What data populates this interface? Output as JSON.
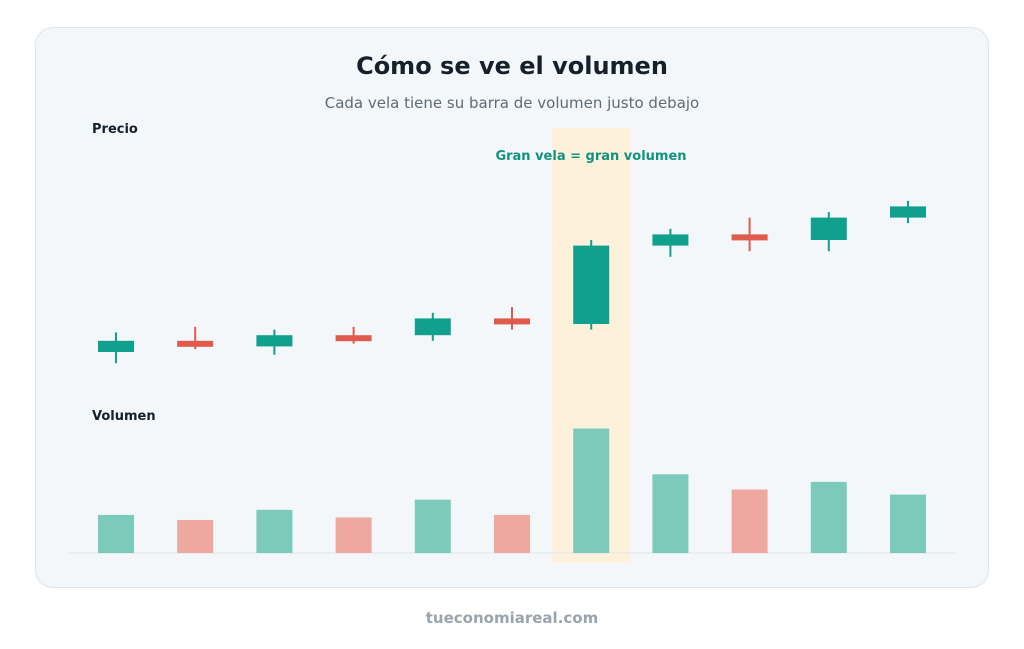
{
  "title": "Cómo se ve el volumen",
  "subtitle": "Cada vela tiene su barra de volumen justo debajo",
  "footer": "tueconomiareal.com",
  "colors": {
    "up": "#11a08e",
    "down": "#e05a4e",
    "volume_up": "#7ccab9",
    "volume_down": "#eea89f",
    "highlight": "#fdf1dc",
    "annotation": "#10937f"
  },
  "chart_data": {
    "type": "candlestick",
    "price_panel_label": "Precio",
    "volume_panel_label": "Volumen",
    "annotation": "Gran vela = gran volumen",
    "highlight_index": 6,
    "price_range": [
      0,
      100
    ],
    "volume_range": [
      0,
      100
    ],
    "candles": [
      {
        "open": 10,
        "close": 14,
        "high": 17,
        "low": 6,
        "volume": 30
      },
      {
        "open": 14,
        "close": 12,
        "high": 19,
        "low": 11,
        "volume": 26
      },
      {
        "open": 12,
        "close": 16,
        "high": 18,
        "low": 9,
        "volume": 34
      },
      {
        "open": 16,
        "close": 14,
        "high": 19,
        "low": 13,
        "volume": 28
      },
      {
        "open": 16,
        "close": 22,
        "high": 24,
        "low": 14,
        "volume": 42
      },
      {
        "open": 22,
        "close": 20,
        "high": 26,
        "low": 18,
        "volume": 30
      },
      {
        "open": 20,
        "close": 48,
        "high": 50,
        "low": 18,
        "volume": 98
      },
      {
        "open": 48,
        "close": 52,
        "high": 54,
        "low": 44,
        "volume": 62
      },
      {
        "open": 52,
        "close": 50,
        "high": 58,
        "low": 46,
        "volume": 50
      },
      {
        "open": 50,
        "close": 58,
        "high": 60,
        "low": 46,
        "volume": 56
      },
      {
        "open": 58,
        "close": 62,
        "high": 64,
        "low": 56,
        "volume": 46
      }
    ]
  }
}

_____

▸ The task
Print out the lines exactly, skipping any picture.

▸ Task response
What data populates this interface? Output as JSON.
{
  "title": "Cómo se ve el volumen",
  "subtitle": "Cada vela tiene su barra de volumen justo debajo",
  "footer": "tueconomiareal.com",
  "colors": {
    "up": "#11a08e",
    "down": "#e05a4e",
    "volume_up": "#7ccab9",
    "volume_down": "#eea89f",
    "highlight": "#fdf1dc",
    "annotation": "#10937f"
  },
  "chart_data": {
    "type": "candlestick",
    "price_panel_label": "Precio",
    "volume_panel_label": "Volumen",
    "annotation": "Gran vela = gran volumen",
    "highlight_index": 6,
    "price_range": [
      0,
      100
    ],
    "volume_range": [
      0,
      100
    ],
    "candles": [
      {
        "open": 10,
        "close": 14,
        "high": 17,
        "low": 6,
        "volume": 30
      },
      {
        "open": 14,
        "close": 12,
        "high": 19,
        "low": 11,
        "volume": 26
      },
      {
        "open": 12,
        "close": 16,
        "high": 18,
        "low": 9,
        "volume": 34
      },
      {
        "open": 16,
        "close": 14,
        "high": 19,
        "low": 13,
        "volume": 28
      },
      {
        "open": 16,
        "close": 22,
        "high": 24,
        "low": 14,
        "volume": 42
      },
      {
        "open": 22,
        "close": 20,
        "high": 26,
        "low": 18,
        "volume": 30
      },
      {
        "open": 20,
        "close": 48,
        "high": 50,
        "low": 18,
        "volume": 98
      },
      {
        "open": 48,
        "close": 52,
        "high": 54,
        "low": 44,
        "volume": 62
      },
      {
        "open": 52,
        "close": 50,
        "high": 58,
        "low": 46,
        "volume": 50
      },
      {
        "open": 50,
        "close": 58,
        "high": 60,
        "low": 46,
        "volume": 56
      },
      {
        "open": 58,
        "close": 62,
        "high": 64,
        "low": 56,
        "volume": 46
      }
    ]
  }
}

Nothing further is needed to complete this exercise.